┌──

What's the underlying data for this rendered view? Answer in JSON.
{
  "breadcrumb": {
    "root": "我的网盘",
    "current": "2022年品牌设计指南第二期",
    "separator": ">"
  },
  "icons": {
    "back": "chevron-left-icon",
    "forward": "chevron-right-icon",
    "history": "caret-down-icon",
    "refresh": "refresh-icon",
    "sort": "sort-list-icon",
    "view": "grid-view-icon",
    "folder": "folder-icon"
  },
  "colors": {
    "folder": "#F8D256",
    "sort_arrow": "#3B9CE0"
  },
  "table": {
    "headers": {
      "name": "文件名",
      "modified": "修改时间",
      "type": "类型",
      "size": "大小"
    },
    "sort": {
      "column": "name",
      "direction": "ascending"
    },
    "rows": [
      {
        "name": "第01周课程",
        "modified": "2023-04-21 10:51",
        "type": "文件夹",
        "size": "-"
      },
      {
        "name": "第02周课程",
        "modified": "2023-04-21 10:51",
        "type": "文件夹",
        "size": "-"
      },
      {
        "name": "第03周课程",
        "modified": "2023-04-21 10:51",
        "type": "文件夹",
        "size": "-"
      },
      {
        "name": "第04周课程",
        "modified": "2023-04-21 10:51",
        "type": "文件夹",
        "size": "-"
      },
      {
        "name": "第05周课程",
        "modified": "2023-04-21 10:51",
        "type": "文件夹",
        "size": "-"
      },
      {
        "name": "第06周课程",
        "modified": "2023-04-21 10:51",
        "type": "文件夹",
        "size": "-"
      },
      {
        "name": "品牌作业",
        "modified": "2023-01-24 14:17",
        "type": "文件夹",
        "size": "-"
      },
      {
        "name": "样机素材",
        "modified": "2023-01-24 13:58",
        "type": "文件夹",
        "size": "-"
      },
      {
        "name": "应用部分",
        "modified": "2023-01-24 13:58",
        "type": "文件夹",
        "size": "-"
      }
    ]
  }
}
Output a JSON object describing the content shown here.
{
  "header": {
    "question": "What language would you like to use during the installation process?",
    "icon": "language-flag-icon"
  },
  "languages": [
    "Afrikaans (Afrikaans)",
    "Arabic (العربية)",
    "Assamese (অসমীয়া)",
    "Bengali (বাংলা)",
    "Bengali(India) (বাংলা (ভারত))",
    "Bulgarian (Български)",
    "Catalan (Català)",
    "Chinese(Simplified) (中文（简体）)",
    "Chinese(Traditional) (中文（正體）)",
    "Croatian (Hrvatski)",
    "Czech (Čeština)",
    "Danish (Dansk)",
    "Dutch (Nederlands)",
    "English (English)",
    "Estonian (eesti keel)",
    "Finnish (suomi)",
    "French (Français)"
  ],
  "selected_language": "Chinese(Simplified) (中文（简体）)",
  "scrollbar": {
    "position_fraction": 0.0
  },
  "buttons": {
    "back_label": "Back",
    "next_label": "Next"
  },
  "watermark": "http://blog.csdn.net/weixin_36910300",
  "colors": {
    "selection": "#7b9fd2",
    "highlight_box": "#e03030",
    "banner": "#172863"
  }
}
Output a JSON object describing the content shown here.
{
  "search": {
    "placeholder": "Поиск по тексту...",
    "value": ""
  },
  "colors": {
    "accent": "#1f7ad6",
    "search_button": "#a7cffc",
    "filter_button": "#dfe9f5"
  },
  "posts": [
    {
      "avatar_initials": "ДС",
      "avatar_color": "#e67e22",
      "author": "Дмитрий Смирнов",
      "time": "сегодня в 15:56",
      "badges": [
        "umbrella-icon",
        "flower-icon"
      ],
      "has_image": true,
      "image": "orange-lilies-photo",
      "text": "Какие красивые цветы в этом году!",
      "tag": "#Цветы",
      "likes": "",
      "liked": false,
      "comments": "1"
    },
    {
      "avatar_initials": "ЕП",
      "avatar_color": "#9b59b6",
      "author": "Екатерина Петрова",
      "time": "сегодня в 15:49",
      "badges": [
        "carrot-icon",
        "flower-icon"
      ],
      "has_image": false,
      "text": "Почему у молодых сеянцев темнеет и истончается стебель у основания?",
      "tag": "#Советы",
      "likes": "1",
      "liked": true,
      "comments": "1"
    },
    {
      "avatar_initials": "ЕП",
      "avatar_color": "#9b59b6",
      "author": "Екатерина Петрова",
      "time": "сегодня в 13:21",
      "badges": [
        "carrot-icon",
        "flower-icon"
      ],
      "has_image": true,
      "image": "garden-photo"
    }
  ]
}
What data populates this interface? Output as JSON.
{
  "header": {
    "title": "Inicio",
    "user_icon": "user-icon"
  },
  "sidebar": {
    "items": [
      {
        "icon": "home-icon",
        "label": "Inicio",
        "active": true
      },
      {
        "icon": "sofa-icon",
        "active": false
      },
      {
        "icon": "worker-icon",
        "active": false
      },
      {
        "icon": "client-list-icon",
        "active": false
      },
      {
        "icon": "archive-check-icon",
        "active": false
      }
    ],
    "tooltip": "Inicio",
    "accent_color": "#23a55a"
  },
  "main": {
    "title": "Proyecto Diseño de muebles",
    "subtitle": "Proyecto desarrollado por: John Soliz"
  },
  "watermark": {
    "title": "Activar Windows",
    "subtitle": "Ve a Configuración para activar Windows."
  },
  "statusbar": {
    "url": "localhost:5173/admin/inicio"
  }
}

└──

_EXERCISE PROMPT_
Output the full listing without altering anything.

_OUTPUT OF THE EXERCISE_
What's the underlying data for this rendered view? Answer in JSON.
{
  "breadcrumb": {
    "root": "我的网盘",
    "current": "2022年品牌设计指南第二期",
    "separator": ">"
  },
  "icons": {
    "back": "chevron-left-icon",
    "forward": "chevron-right-icon",
    "history": "caret-down-icon",
    "refresh": "refresh-icon",
    "sort": "sort-list-icon",
    "view": "grid-view-icon",
    "folder": "folder-icon"
  },
  "colors": {
    "folder": "#F8D256",
    "sort_arrow": "#3B9CE0"
  },
  "table": {
    "headers": {
      "name": "文件名",
      "modified": "修改时间",
      "type": "类型",
      "size": "大小"
    },
    "sort": {
      "column": "name",
      "direction": "ascending"
    },
    "rows": [
      {
        "name": "第01周课程",
        "modified": "2023-04-21 10:51",
        "type": "文件夹",
        "size": "-"
      },
      {
        "name": "第02周课程",
        "modified": "2023-04-21 10:51",
        "type": "文件夹",
        "size": "-"
      },
      {
        "name": "第03周课程",
        "modified": "2023-04-21 10:51",
        "type": "文件夹",
        "size": "-"
      },
      {
        "name": "第04周课程",
        "modified": "2023-04-21 10:51",
        "type": "文件夹",
        "size": "-"
      },
      {
        "name": "第05周课程",
        "modified": "2023-04-21 10:51",
        "type": "文件夹",
        "size": "-"
      },
      {
        "name": "第06周课程",
        "modified": "2023-04-21 10:51",
        "type": "文件夹",
        "size": "-"
      },
      {
        "name": "品牌作业",
        "modified": "2023-01-24 14:17",
        "type": "文件夹",
        "size": "-"
      },
      {
        "name": "样机素材",
        "modified": "2023-01-24 13:58",
        "type": "文件夹",
        "size": "-"
      },
      {
        "name": "应用部分",
        "modified": "2023-01-24 13:58",
        "type": "文件夹",
        "size": "-"
      }
    ]
  }
}
Output a JSON object describing the content shown here.
{
  "header": {
    "question": "What language would you like to use during the installation process?",
    "icon": "language-flag-icon"
  },
  "languages": [
    "Afrikaans (Afrikaans)",
    "Arabic (العربية)",
    "Assamese (অসমীয়া)",
    "Bengali (বাংলা)",
    "Bengali(India) (বাংলা (ভারত))",
    "Bulgarian (Български)",
    "Catalan (Català)",
    "Chinese(Simplified) (中文（简体）)",
    "Chinese(Traditional) (中文（正體）)",
    "Croatian (Hrvatski)",
    "Czech (Čeština)",
    "Danish (Dansk)",
    "Dutch (Nederlands)",
    "English (English)",
    "Estonian (eesti keel)",
    "Finnish (suomi)",
    "French (Français)"
  ],
  "selected_language": "Chinese(Simplified) (中文（简体）)",
  "scrollbar": {
    "position_fraction": 0.0
  },
  "buttons": {
    "back_label": "Back",
    "next_label": "Next"
  },
  "watermark": "http://blog.csdn.net/weixin_36910300",
  "colors": {
    "selection": "#7b9fd2",
    "highlight_box": "#e03030",
    "banner": "#172863"
  }
}
Output a JSON object describing the content shown here.
{
  "search": {
    "placeholder": "Поиск по тексту...",
    "value": ""
  },
  "colors": {
    "accent": "#1f7ad6",
    "search_button": "#a7cffc",
    "filter_button": "#dfe9f5"
  },
  "posts": [
    {
      "avatar_initials": "ДС",
      "avatar_color": "#e67e22",
      "author": "Дмитрий Смирнов",
      "time": "сегодня в 15:56",
      "badges": [
        "umbrella-icon",
        "flower-icon"
      ],
      "has_image": true,
      "image": "orange-lilies-photo",
      "text": "Какие красивые цветы в этом году!",
      "tag": "#Цветы",
      "likes": "",
      "liked": false,
      "comments": "1"
    },
    {
      "avatar_initials": "ЕП",
      "avatar_color": "#9b59b6",
      "author": "Екатерина Петрова",
      "time": "сегодня в 15:49",
      "badges": [
        "carrot-icon",
        "flower-icon"
      ],
      "has_image": false,
      "text": "Почему у молодых сеянцев темнеет и истончается стебель у основания?",
      "tag": "#Советы",
      "likes": "1",
      "liked": true,
      "comments": "1"
    },
    {
      "avatar_initials": "ЕП",
      "avatar_color": "#9b59b6",
      "author": "Екатерина Петрова",
      "time": "сегодня в 13:21",
      "badges": [
        "carrot-icon",
        "flower-icon"
      ],
      "has_image": true,
      "image": "garden-photo"
    }
  ]
}
What data populates this interface? Output as JSON.
{
  "header": {
    "title": "Inicio",
    "user_icon": "user-icon"
  },
  "sidebar": {
    "items": [
      {
        "icon": "home-icon",
        "label": "Inicio",
        "active": true
      },
      {
        "icon": "sofa-icon",
        "active": false
      },
      {
        "icon": "worker-icon",
        "active": false
      },
      {
        "icon": "client-list-icon",
        "active": false
      },
      {
        "icon": "archive-check-icon",
        "active": false
      }
    ],
    "tooltip": "Inicio",
    "accent_color": "#23a55a"
  },
  "main": {
    "title": "Proyecto Diseño de muebles",
    "subtitle": "Proyecto desarrollado por: John Soliz"
  },
  "watermark": {
    "title": "Activar Windows",
    "subtitle": "Ve a Configuración para activar Windows."
  },
  "statusbar": {
    "url": "localhost:5173/admin/inicio"
  }
}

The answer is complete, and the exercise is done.